● **Given request**
Reproduce every entry in the listing without alteration.

● **Dataset excerpts**
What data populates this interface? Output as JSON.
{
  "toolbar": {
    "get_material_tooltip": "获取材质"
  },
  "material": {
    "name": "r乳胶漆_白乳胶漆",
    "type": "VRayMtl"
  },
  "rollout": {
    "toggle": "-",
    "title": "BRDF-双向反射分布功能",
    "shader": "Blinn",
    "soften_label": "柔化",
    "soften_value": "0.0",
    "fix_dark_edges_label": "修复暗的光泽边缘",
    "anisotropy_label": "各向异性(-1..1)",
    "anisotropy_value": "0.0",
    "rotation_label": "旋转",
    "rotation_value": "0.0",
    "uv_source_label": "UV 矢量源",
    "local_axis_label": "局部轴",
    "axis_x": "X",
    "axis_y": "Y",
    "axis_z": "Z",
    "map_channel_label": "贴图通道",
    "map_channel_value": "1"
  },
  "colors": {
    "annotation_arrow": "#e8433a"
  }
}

● **The output**
What data populates this interface? Output as JSON.
{
  "toolbar": {
    "get_material_tooltip": "获取材质"
  },
  "material": {
    "name": "r乳胶漆_白乳胶漆",
    "type": "VRayMtl"
  },
  "rollout": {
    "toggle": "-",
    "title": "BRDF-双向反射分布功能",
    "shader": "Blinn",
    "soften_label": "柔化",
    "soften_value": "0.0",
    "fix_dark_edges_label": "修复暗的光泽边缘",
    "anisotropy_label": "各向异性(-1..1)",
    "anisotropy_value": "0.0",
    "rotation_label": "旋转",
    "rotation_value": "0.0",
    "uv_source_label": "UV 矢量源",
    "local_axis_label": "局部轴",
    "axis_x": "X",
    "axis_y": "Y",
    "axis_z": "Z",
    "map_channel_label": "贴图通道",
    "map_channel_value": "1"
  },
  "colors": {
    "annotation_arrow": "#e8433a"
  }
}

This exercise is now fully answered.